**PROBLEM DETAILS**
Copy out all of the material, matching it word for word.

--------

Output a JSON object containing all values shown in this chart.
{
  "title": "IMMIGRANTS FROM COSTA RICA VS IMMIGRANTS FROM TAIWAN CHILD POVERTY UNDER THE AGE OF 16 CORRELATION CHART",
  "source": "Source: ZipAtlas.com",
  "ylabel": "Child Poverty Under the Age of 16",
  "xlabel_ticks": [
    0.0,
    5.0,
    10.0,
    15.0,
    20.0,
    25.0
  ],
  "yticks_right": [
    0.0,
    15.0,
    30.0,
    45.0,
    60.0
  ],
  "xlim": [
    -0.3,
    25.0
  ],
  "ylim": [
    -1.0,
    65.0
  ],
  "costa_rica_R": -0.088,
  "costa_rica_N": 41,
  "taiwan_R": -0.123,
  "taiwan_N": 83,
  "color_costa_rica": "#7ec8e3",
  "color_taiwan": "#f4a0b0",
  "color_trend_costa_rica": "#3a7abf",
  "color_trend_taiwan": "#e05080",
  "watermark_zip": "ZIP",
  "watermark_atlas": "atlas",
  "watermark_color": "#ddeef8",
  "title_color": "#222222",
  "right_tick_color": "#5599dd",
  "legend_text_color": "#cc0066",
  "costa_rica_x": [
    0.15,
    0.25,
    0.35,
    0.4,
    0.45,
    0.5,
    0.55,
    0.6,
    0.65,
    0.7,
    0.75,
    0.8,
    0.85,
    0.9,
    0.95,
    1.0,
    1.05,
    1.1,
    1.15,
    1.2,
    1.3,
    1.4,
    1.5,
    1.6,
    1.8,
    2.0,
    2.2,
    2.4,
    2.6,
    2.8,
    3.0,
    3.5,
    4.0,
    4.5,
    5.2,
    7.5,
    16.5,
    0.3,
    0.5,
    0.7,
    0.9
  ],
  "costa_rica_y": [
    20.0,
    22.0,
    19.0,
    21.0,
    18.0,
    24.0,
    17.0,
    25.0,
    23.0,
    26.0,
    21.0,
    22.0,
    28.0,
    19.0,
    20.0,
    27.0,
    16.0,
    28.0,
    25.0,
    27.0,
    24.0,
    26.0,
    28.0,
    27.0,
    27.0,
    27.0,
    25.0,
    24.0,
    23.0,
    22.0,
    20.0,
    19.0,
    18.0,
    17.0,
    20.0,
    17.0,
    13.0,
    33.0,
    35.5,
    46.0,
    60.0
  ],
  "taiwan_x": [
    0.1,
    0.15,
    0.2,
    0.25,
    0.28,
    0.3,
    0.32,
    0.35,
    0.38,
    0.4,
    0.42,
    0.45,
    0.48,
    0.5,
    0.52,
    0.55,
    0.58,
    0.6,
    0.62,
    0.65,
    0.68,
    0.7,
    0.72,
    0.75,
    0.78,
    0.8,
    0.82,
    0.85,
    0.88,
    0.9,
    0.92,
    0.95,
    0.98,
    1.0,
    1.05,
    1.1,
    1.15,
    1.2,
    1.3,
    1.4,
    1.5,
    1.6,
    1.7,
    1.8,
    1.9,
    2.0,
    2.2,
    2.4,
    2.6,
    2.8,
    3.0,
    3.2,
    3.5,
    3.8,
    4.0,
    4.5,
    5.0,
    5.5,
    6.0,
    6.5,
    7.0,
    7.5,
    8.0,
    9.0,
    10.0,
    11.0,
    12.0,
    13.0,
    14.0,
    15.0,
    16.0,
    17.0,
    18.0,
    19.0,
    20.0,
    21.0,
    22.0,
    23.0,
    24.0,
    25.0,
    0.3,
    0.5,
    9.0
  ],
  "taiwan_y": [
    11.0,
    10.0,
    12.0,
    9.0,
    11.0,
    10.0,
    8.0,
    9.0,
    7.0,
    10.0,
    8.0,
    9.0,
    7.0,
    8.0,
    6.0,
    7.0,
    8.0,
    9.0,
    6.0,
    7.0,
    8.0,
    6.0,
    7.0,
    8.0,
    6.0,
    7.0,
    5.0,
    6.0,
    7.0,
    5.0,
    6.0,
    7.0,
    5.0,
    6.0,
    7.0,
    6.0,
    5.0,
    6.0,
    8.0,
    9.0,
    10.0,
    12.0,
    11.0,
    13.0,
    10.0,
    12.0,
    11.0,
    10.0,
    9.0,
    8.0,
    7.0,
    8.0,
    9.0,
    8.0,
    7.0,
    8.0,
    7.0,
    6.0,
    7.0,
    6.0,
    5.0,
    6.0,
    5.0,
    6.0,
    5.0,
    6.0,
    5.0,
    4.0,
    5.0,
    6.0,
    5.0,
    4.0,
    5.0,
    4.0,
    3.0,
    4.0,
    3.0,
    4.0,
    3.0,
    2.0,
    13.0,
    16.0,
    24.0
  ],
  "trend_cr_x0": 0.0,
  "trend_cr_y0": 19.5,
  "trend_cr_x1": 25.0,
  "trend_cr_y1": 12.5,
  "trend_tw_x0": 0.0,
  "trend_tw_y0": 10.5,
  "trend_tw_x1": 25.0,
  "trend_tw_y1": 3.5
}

--------

**PROBLEM SOLUTION**
Output a JSON object containing all values shown in this chart.
{
  "title": "IMMIGRANTS FROM COSTA RICA VS IMMIGRANTS FROM TAIWAN CHILD POVERTY UNDER THE AGE OF 16 CORRELATION CHART",
  "source": "Source: ZipAtlas.com",
  "ylabel": "Child Poverty Under the Age of 16",
  "xlabel_ticks": [
    0.0,
    5.0,
    10.0,
    15.0,
    20.0,
    25.0
  ],
  "yticks_right": [
    0.0,
    15.0,
    30.0,
    45.0,
    60.0
  ],
  "xlim": [
    -0.3,
    25.0
  ],
  "ylim": [
    -1.0,
    65.0
  ],
  "costa_rica_R": -0.088,
  "costa_rica_N": 41,
  "taiwan_R": -0.123,
  "taiwan_N": 83,
  "color_costa_rica": "#7ec8e3",
  "color_taiwan": "#f4a0b0",
  "color_trend_costa_rica": "#3a7abf",
  "color_trend_taiwan": "#e05080",
  "watermark_zip": "ZIP",
  "watermark_atlas": "atlas",
  "watermark_color": "#ddeef8",
  "title_color": "#222222",
  "right_tick_color": "#5599dd",
  "legend_text_color": "#cc0066",
  "costa_rica_x": [
    0.15,
    0.25,
    0.35,
    0.4,
    0.45,
    0.5,
    0.55,
    0.6,
    0.65,
    0.7,
    0.75,
    0.8,
    0.85,
    0.9,
    0.95,
    1.0,
    1.05,
    1.1,
    1.15,
    1.2,
    1.3,
    1.4,
    1.5,
    1.6,
    1.8,
    2.0,
    2.2,
    2.4,
    2.6,
    2.8,
    3.0,
    3.5,
    4.0,
    4.5,
    5.2,
    7.5,
    16.5,
    0.3,
    0.5,
    0.7,
    0.9
  ],
  "costa_rica_y": [
    20.0,
    22.0,
    19.0,
    21.0,
    18.0,
    24.0,
    17.0,
    25.0,
    23.0,
    26.0,
    21.0,
    22.0,
    28.0,
    19.0,
    20.0,
    27.0,
    16.0,
    28.0,
    25.0,
    27.0,
    24.0,
    26.0,
    28.0,
    27.0,
    27.0,
    27.0,
    25.0,
    24.0,
    23.0,
    22.0,
    20.0,
    19.0,
    18.0,
    17.0,
    20.0,
    17.0,
    13.0,
    33.0,
    35.5,
    46.0,
    60.0
  ],
  "taiwan_x": [
    0.1,
    0.15,
    0.2,
    0.25,
    0.28,
    0.3,
    0.32,
    0.35,
    0.38,
    0.4,
    0.42,
    0.45,
    0.48,
    0.5,
    0.52,
    0.55,
    0.58,
    0.6,
    0.62,
    0.65,
    0.68,
    0.7,
    0.72,
    0.75,
    0.78,
    0.8,
    0.82,
    0.85,
    0.88,
    0.9,
    0.92,
    0.95,
    0.98,
    1.0,
    1.05,
    1.1,
    1.15,
    1.2,
    1.3,
    1.4,
    1.5,
    1.6,
    1.7,
    1.8,
    1.9,
    2.0,
    2.2,
    2.4,
    2.6,
    2.8,
    3.0,
    3.2,
    3.5,
    3.8,
    4.0,
    4.5,
    5.0,
    5.5,
    6.0,
    6.5,
    7.0,
    7.5,
    8.0,
    9.0,
    10.0,
    11.0,
    12.0,
    13.0,
    14.0,
    15.0,
    16.0,
    17.0,
    18.0,
    19.0,
    20.0,
    21.0,
    22.0,
    23.0,
    24.0,
    25.0,
    0.3,
    0.5,
    9.0
  ],
  "taiwan_y": [
    11.0,
    10.0,
    12.0,
    9.0,
    11.0,
    10.0,
    8.0,
    9.0,
    7.0,
    10.0,
    8.0,
    9.0,
    7.0,
    8.0,
    6.0,
    7.0,
    8.0,
    9.0,
    6.0,
    7.0,
    8.0,
    6.0,
    7.0,
    8.0,
    6.0,
    7.0,
    5.0,
    6.0,
    7.0,
    5.0,
    6.0,
    7.0,
    5.0,
    6.0,
    7.0,
    6.0,
    5.0,
    6.0,
    8.0,
    9.0,
    10.0,
    12.0,
    11.0,
    13.0,
    10.0,
    12.0,
    11.0,
    10.0,
    9.0,
    8.0,
    7.0,
    8.0,
    9.0,
    8.0,
    7.0,
    8.0,
    7.0,
    6.0,
    7.0,
    6.0,
    5.0,
    6.0,
    5.0,
    6.0,
    5.0,
    6.0,
    5.0,
    4.0,
    5.0,
    6.0,
    5.0,
    4.0,
    5.0,
    4.0,
    3.0,
    4.0,
    3.0,
    4.0,
    3.0,
    2.0,
    13.0,
    16.0,
    24.0
  ],
  "trend_cr_x0": 0.0,
  "trend_cr_y0": 19.5,
  "trend_cr_x1": 25.0,
  "trend_cr_y1": 12.5,
  "trend_tw_x0": 0.0,
  "trend_tw_y0": 10.5,
  "trend_tw_x1": 25.0,
  "trend_tw_y1": 3.5
}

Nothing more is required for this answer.